>>>>

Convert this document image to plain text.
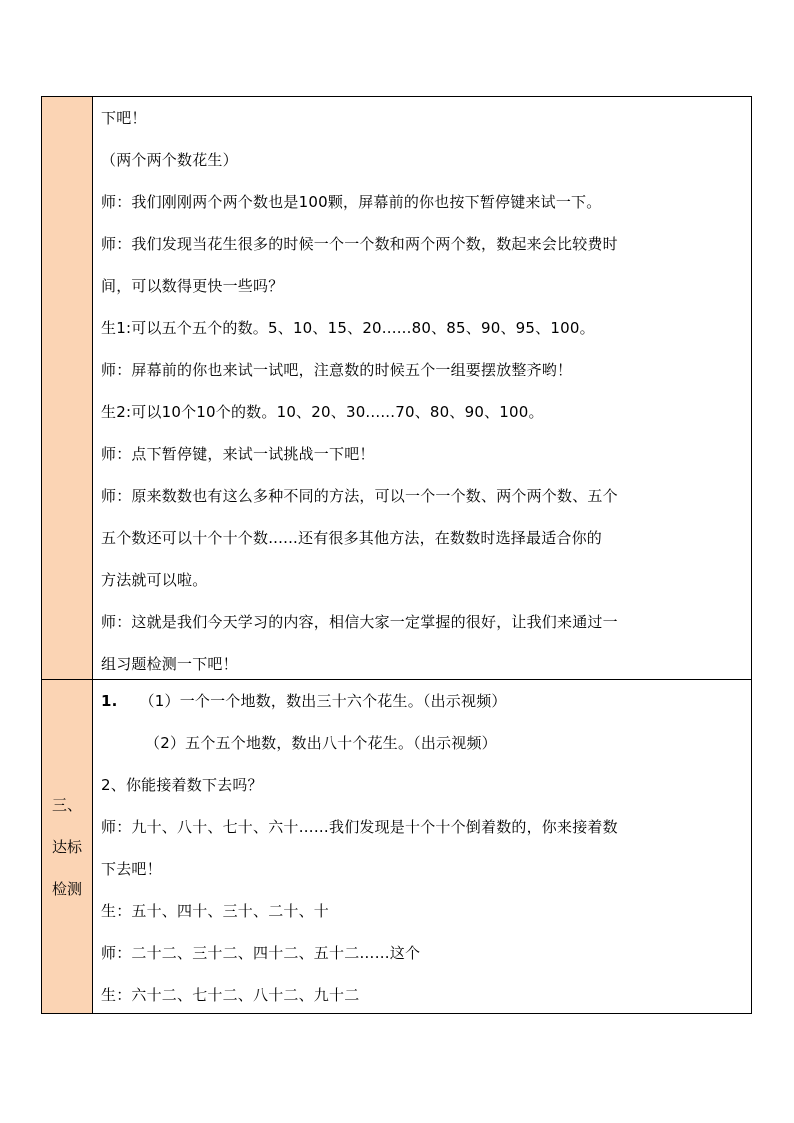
下吧！
（两个两个数花生）
师：我们刚刚两个两个数也是100颗，屏幕前的你也按下暂停键来试一下。
师：我们发现当花生很多的时候一个一个数和两个两个数，数起来会比较费时
间，可以数得更快一些吗？
生1:可以五个五个的数。5、10、15、20......80、85、90、95、100。
师：屏幕前的你也来试一试吧，注意数的时候五个一组要摆放整齐哟！
生2:可以10个10个的数。10、20、30......70、80、90、100。
师：点下暂停键，来试一试挑战一下吧！
师：原来数数也有这么多种不同的方法，可以一个一个数、两个两个数、五个
五个数还可以十个十个数......还有很多其他方法，在数数时选择最适合你的
方法就可以啦。
师：这就是我们今天学习的内容，相信大家一定掌握的很好，让我们来通过一
组习题检测一下吧！
三、
达标
检测
1. （1）一个一个地数，数出三十六个花生。（出示视频）
（2）五个五个地数，数出八十个花生。（出示视频）
2、你能接着数下去吗？
师：九十、八十、七十、六十……我们发现是十个十个倒着数的，你来接着数
下去吧！
生：五十、四十、三十、二十、十
师：二十二、三十二、四十二、五十二……这个
生：六十二、七十二、八十二、九十二
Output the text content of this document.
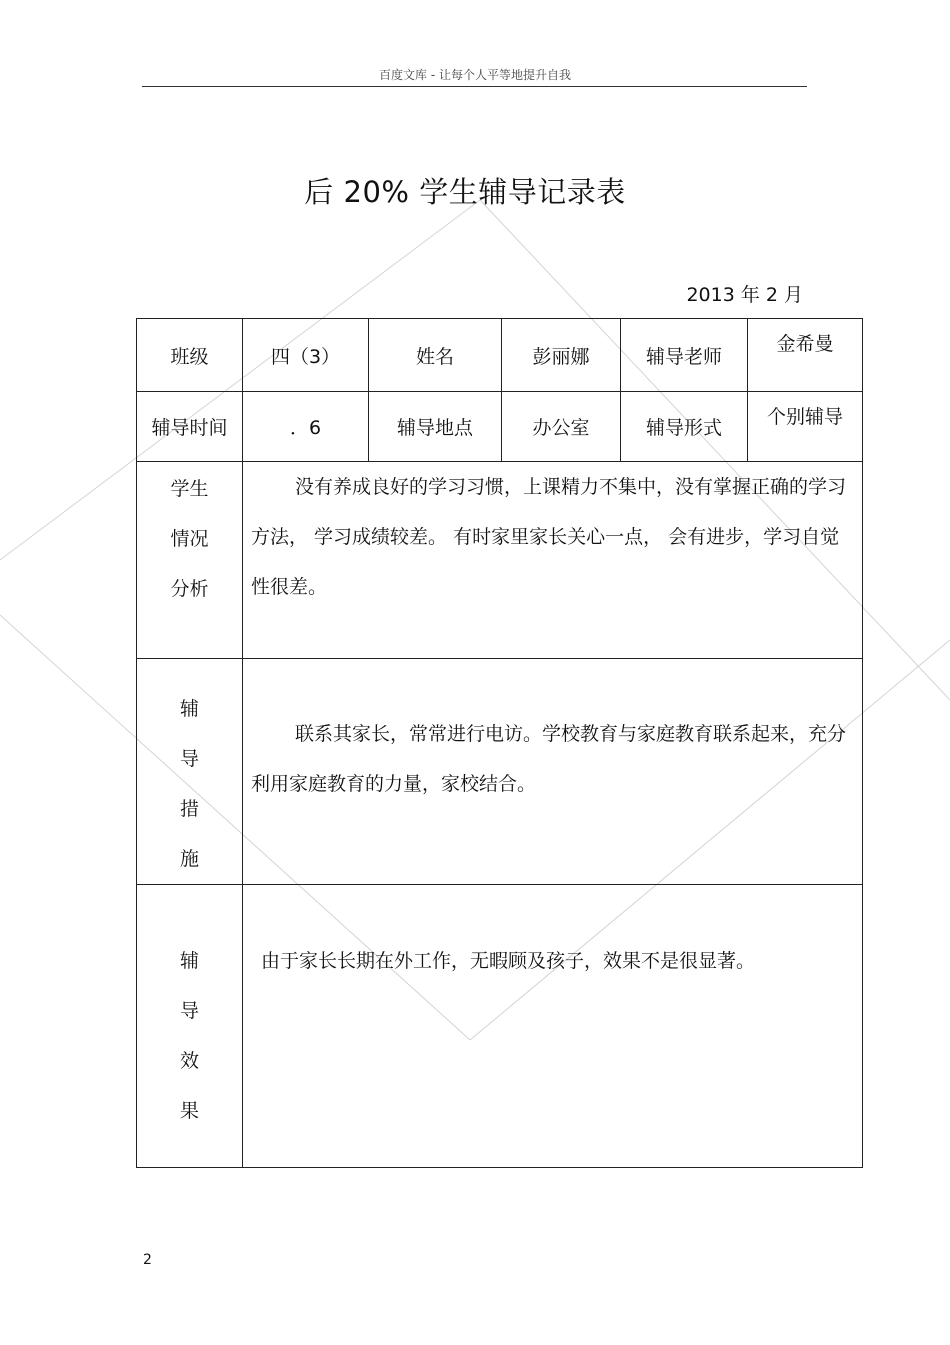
百度文库 - 让每个人平等地提升自我
后 20% 学生辅导记录表
2013 年 2 月
班级	四（3）	姓名	彭丽娜	辅导老师	金希曼
辅导时间	．6	辅导地点	办公室	辅导形式	个别辅导

学生
情况
分析	没有养成良好的学习习惯，上课精力不集中，没有掌握正确的学习方法， 学习成绩较差。 有时家里家长关心一点， 会有进步，学习自觉性很差。				

辅
导
措
施	联系其家长，常常进行电访。学校教育与家庭教育联系起来，充分利用家庭教育的力量，家校结合。				

辅
导
效
果	由于家长长期在外工作，无暇顾及孩子，效果不是很显著。				
2
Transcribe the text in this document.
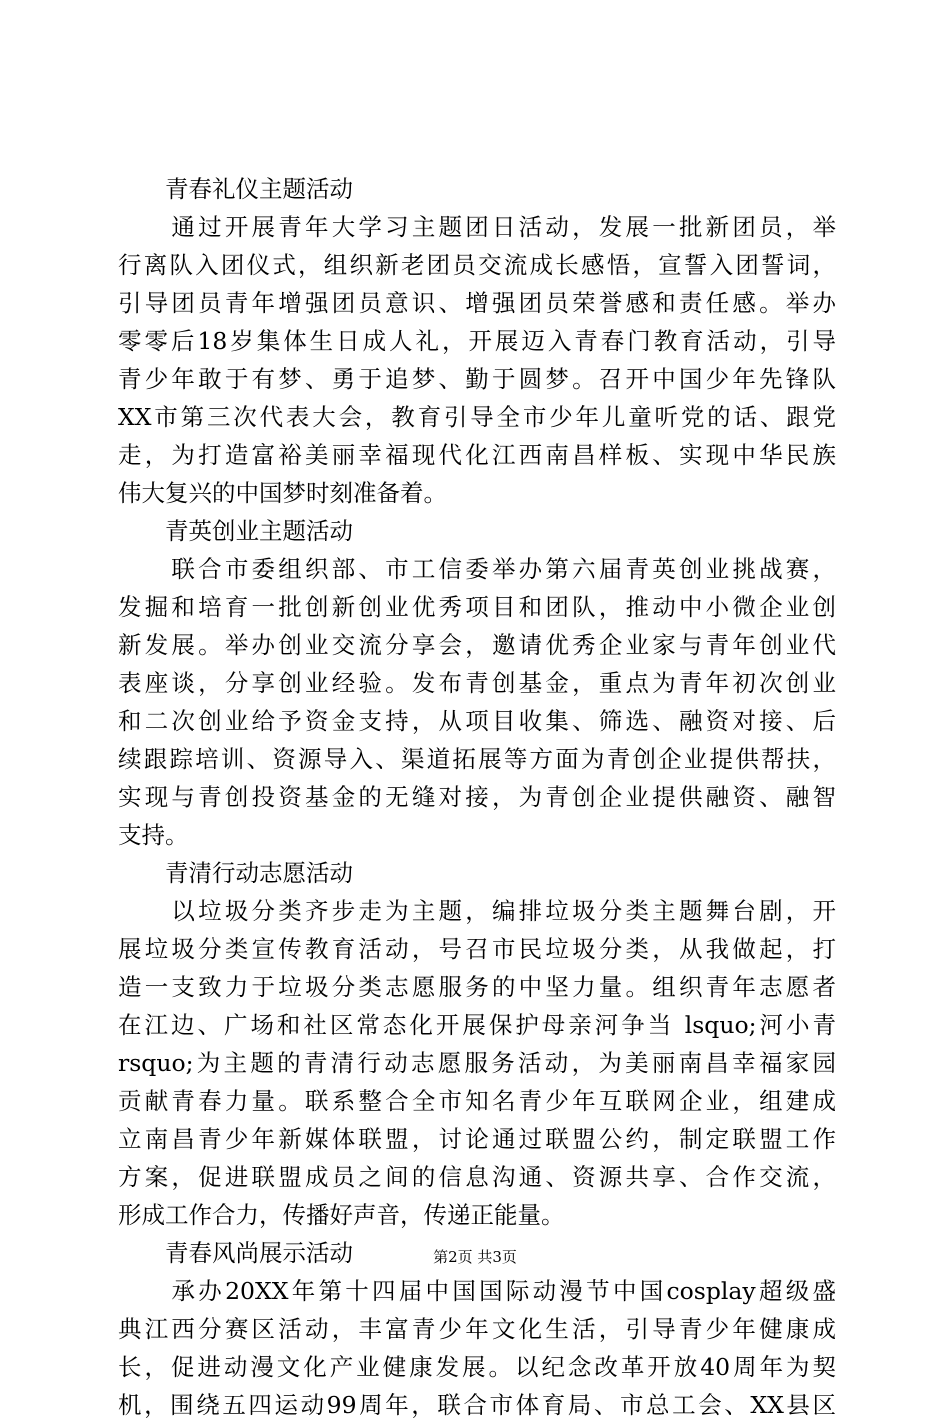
　　青春礼仪主题活动
　　通过开展青年大学习主题团日活动，发展一批新团员，举
行离队入团仪式，组织新老团员交流成长感悟，宣誓入团誓词，
引导团员青年增强团员意识、增强团员荣誉感和责任感。举办
零零后18岁集体生日成人礼，开展迈入青春门教育活动，引导
青少年敢于有梦、勇于追梦、勤于圆梦。召开中国少年先锋队
XX市第三次代表大会，教育引导全市少年儿童听党的话、跟党
走，为打造富裕美丽幸福现代化江西南昌样板、实现中华民族
伟大复兴的中国梦时刻准备着。
　　青英创业主题活动
　　联合市委组织部、市工信委举办第六届青英创业挑战赛，
发掘和培育一批创新创业优秀项目和团队，推动中小微企业创
新发展。举办创业交流分享会，邀请优秀企业家与青年创业代
表座谈，分享创业经验。发布青创基金，重点为青年初次创业
和二次创业给予资金支持，从项目收集、筛选、融资对接、后
续跟踪培训、资源导入、渠道拓展等方面为青创企业提供帮扶，
实现与青创投资基金的无缝对接，为青创企业提供融资、融智
支持。
　　青清行动志愿活动
　　以垃圾分类齐步走为主题，编排垃圾分类主题舞台剧，开
展垃圾分类宣传教育活动，号召市民垃圾分类，从我做起，打
造一支致力于垃圾分类志愿服务的中坚力量。组织青年志愿者
在江边、广场和社区常态化开展保护母亲河争当 lsquo;河小青
rsquo;为主题的青清行动志愿服务活动，为美丽南昌幸福家园
贡献青春力量。联系整合全市知名青少年互联网企业，组建成
立南昌青少年新媒体联盟，讨论通过联盟公约，制定联盟工作
方案，促进联盟成员之间的信息沟通、资源共享、合作交流，
形成工作合力，传播好声音，传递正能量。
　　青春风尚展示活动
　　承办20XX年第十四届中国国际动漫节中国cosplay超级盛
典江西分赛区活动，丰富青少年文化生活，引导青少年健康成
长，促进动漫文化产业健康发展。以纪念改革开放40周年为契
机，围绕五四运动99周年，联合市体育局、市总工会、XX县区
第2页 共3页
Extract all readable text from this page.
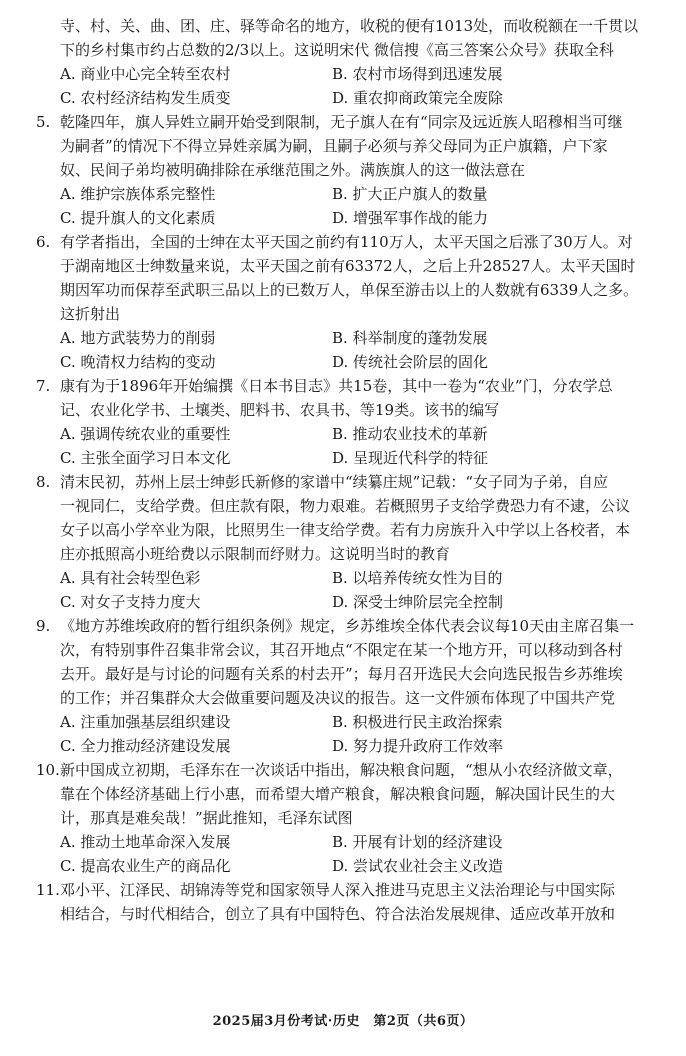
寺、村、关、曲、团、庄、驿等命名的地方，收税的便有1013处，而收税额在一千贯以
下的乡村集市约占总数的2/3以上。这说明宋代 微信搜《高三答案公众号》获取全科
A. 商业中心完全转至农村	B. 农村市场得到迅速发展
C. 农村经济结构发生质变	D. 重农抑商政策完全废除
5. 乾隆四年，旗人异姓立嗣开始受到限制，无子旗人在有“同宗及远近族人昭穆相当可继
为嗣者”的情况下不得立异姓亲属为嗣，且嗣子必须与养父母同为正户旗籍，户下家
奴、民间子弟均被明确排除在承继范围之外。满族旗人的这一做法意在
A. 维护宗族体系完整性	B. 扩大正户旗人的数量
C. 提升旗人的文化素质	D. 增强军事作战的能力
6. 有学者指出，全国的士绅在太平天国之前约有110万人，太平天国之后涨了30万人。对
于湖南地区士绅数量来说，太平天国之前有63372人，之后上升28527人。太平天国时
期因军功而保荐至武职三品以上的已数万人，单保至游击以上的人数就有6339人之多。
这折射出
A. 地方武装势力的削弱	B. 科举制度的蓬勃发展
C. 晚清权力结构的变动	D. 传统社会阶层的固化
7. 康有为于1896年开始编撰《日本书目志》共15卷，其中一卷为“农业”门，分农学总
记、农业化学书、土壤类、肥料书、农具书、等19类。该书的编写
A. 强调传统农业的重要性	B. 推动农业技术的革新
C. 主张全面学习日本文化	D. 呈现近代科学的特征
8. 清末民初，苏州上层士绅彭氏新修的家谱中“续纂庄规”记载：“女子同为子弟，自应
一视同仁，支给学费。但庄款有限，物力艰难。若概照男子支给学费恐力有不逮，公议
女子以高小学卒业为限，比照男生一律支给学费。若有力房族升入中学以上各校者，本
庄亦抵照高小班给费以示限制而纾财力。这说明当时的教育
A. 具有社会转型色彩	B. 以培养传统女性为目的
C. 对女子支持力度大	D. 深受士绅阶层完全控制
9. 《地方苏维埃政府的暂行组织条例》规定，乡苏维埃全体代表会议每10天由主席召集一
次，有特别事件召集非常会议，其召开地点“不限定在某一个地方开，可以移动到各村
去开。最好是与讨论的问题有关系的村去开”；每月召开选民大会向选民报告乡苏维埃
的工作；并召集群众大会做重要问题及决议的报告。这一文件颁布体现了中国共产党
A. 注重加强基层组织建设	B. 积极进行民主政治探索
C. 全力推动经济建设发展	D. 努力提升政府工作效率
10. 新中国成立初期，毛泽东在一次谈话中指出，解决粮食问题，“想从小农经济做文章，
靠在个体经济基础上行小惠，而希望大增产粮食，解决粮食问题，解决国计民生的大
计，那真是难矣哉！”据此推知，毛泽东试图
A. 推动土地革命深入发展	B. 开展有计划的经济建设
C. 提高农业生产的商品化	D. 尝试农业社会主义改造
11. 邓小平、江泽民、胡锦涛等党和国家领导人深入推进马克思主义法治理论与中国实际
相结合，与时代相结合，创立了具有中国特色、符合法治发展规律、适应改革开放和
2025届3月份考试·历史　第2页（共6页）
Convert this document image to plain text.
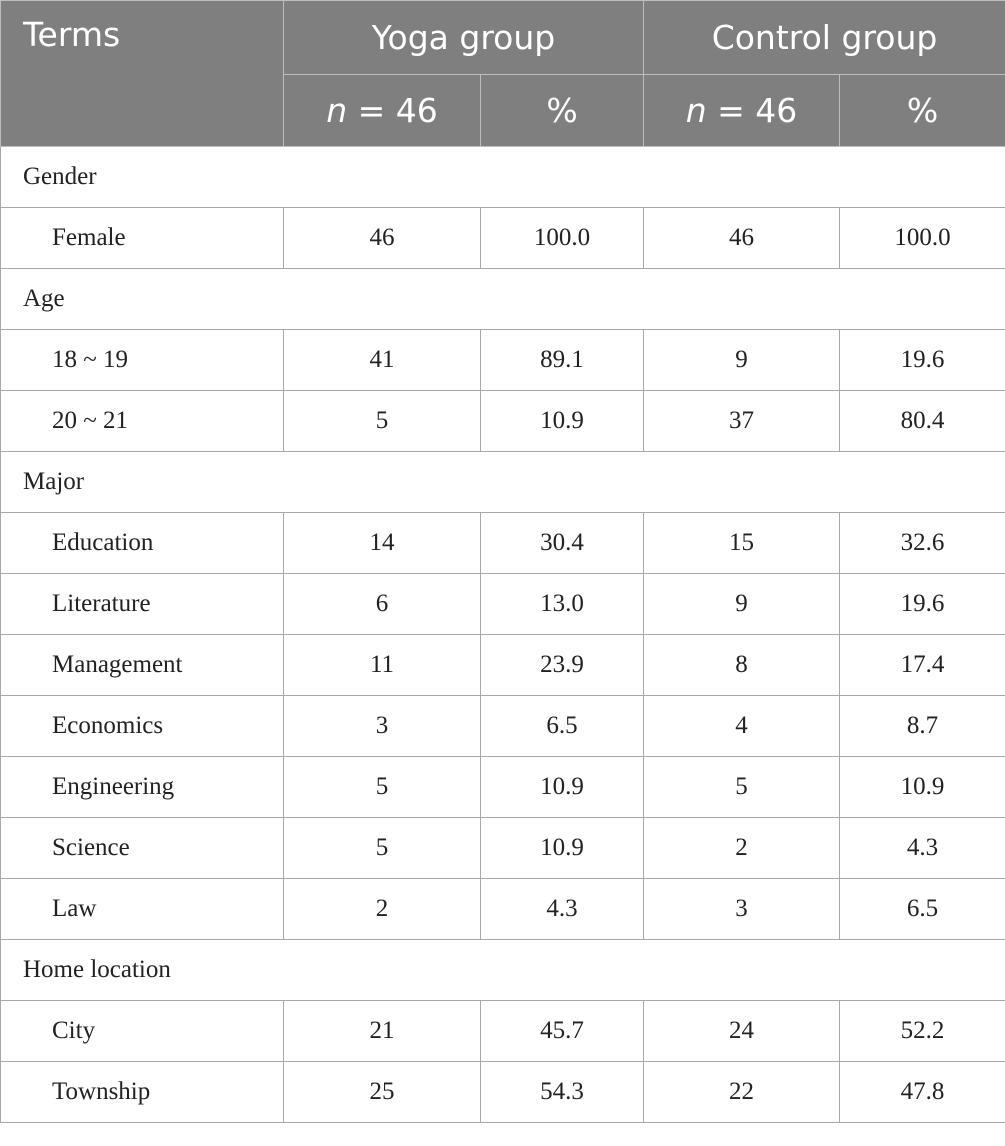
Terms	Yoga group		Control group	
	n = 46	%	n = 46	%
Gender				
Female	46	100.0	46	100.0
Age				
18 ~ 19	41	89.1	9	19.6
20 ~ 21	5	10.9	37	80.4
Major				
Education	14	30.4	15	32.6
Literature	6	13.0	9	19.6
Management	11	23.9	8	17.4
Economics	3	6.5	4	8.7
Engineering	5	10.9	5	10.9
Science	5	10.9	2	4.3
Law	2	4.3	3	6.5
Home location				
City	21	45.7	24	52.2
Township	25	54.3	22	47.8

<<<<

Exercise aim.
Skip the pictures and retype exactly the lines from the one that contains "Extract all readable text from this page." to the last line of the records.

Correct output.
Extract all readable text from this page.
寺、村、关、曲、团、庄、驿等命名的地方，收税的便有1013处，而收税额在一千贯以
下的乡村集市约占总数的2/3以上。这说明宋代 微信搜《高三答案公众号》获取全科
A. 商业中心完全转至农村	B. 农村市场得到迅速发展
C. 农村经济结构发生质变	D. 重农抑商政策完全废除
5. 乾隆四年，旗人异姓立嗣开始受到限制，无子旗人在有“同宗及远近族人昭穆相当可继
为嗣者”的情况下不得立异姓亲属为嗣，且嗣子必须与养父母同为正户旗籍，户下家
奴、民间子弟均被明确排除在承继范围之外。满族旗人的这一做法意在
A. 维护宗族体系完整性	B. 扩大正户旗人的数量
C. 提升旗人的文化素质	D. 增强军事作战的能力
6. 有学者指出，全国的士绅在太平天国之前约有110万人，太平天国之后涨了30万人。对
于湖南地区士绅数量来说，太平天国之前有63372人，之后上升28527人。太平天国时
期因军功而保荐至武职三品以上的已数万人，单保至游击以上的人数就有6339人之多。
这折射出
A. 地方武装势力的削弱	B. 科举制度的蓬勃发展
C. 晚清权力结构的变动	D. 传统社会阶层的固化
7. 康有为于1896年开始编撰《日本书目志》共15卷，其中一卷为“农业”门，分农学总
记、农业化学书、土壤类、肥料书、农具书、等19类。该书的编写
A. 强调传统农业的重要性	B. 推动农业技术的革新
C. 主张全面学习日本文化	D. 呈现近代科学的特征
8. 清末民初，苏州上层士绅彭氏新修的家谱中“续纂庄规”记载：“女子同为子弟，自应
一视同仁，支给学费。但庄款有限，物力艰难。若概照男子支给学费恐力有不逮，公议
女子以高小学卒业为限，比照男生一律支给学费。若有力房族升入中学以上各校者，本
庄亦抵照高小班给费以示限制而纾财力。这说明当时的教育
A. 具有社会转型色彩	B. 以培养传统女性为目的
C. 对女子支持力度大	D. 深受士绅阶层完全控制
9. 《地方苏维埃政府的暂行组织条例》规定，乡苏维埃全体代表会议每10天由主席召集一
次，有特别事件召集非常会议，其召开地点“不限定在某一个地方开，可以移动到各村
去开。最好是与讨论的问题有关系的村去开”；每月召开选民大会向选民报告乡苏维埃
的工作；并召集群众大会做重要问题及决议的报告。这一文件颁布体现了中国共产党
A. 注重加强基层组织建设	B. 积极进行民主政治探索
C. 全力推动经济建设发展	D. 努力提升政府工作效率
10. 新中国成立初期，毛泽东在一次谈话中指出，解决粮食问题，“想从小农经济做文章，
靠在个体经济基础上行小惠，而希望大增产粮食，解决粮食问题，解决国计民生的大
计，那真是难矣哉！”据此推知，毛泽东试图
A. 推动土地革命深入发展	B. 开展有计划的经济建设
C. 提高农业生产的商品化	D. 尝试农业社会主义改造
11. 邓小平、江泽民、胡锦涛等党和国家领导人深入推进马克思主义法治理论与中国实际
相结合，与时代相结合，创立了具有中国特色、符合法治发展规律、适应改革开放和
2025届3月份考试·历史　第2页（共6页）
Convert this document image to plain text.
Terms	Yoga group		Control group	
	n = 46	%	n = 46	%
Gender				
Female	46	100.0	46	100.0
Age				
18 ~ 19	41	89.1	9	19.6
20 ~ 21	5	10.9	37	80.4
Major				
Education	14	30.4	15	32.6
Literature	6	13.0	9	19.6
Management	11	23.9	8	17.4
Economics	3	6.5	4	8.7
Engineering	5	10.9	5	10.9
Science	5	10.9	2	4.3
Law	2	4.3	3	6.5
Home location				
City	21	45.7	24	52.2
Township	25	54.3	22	47.8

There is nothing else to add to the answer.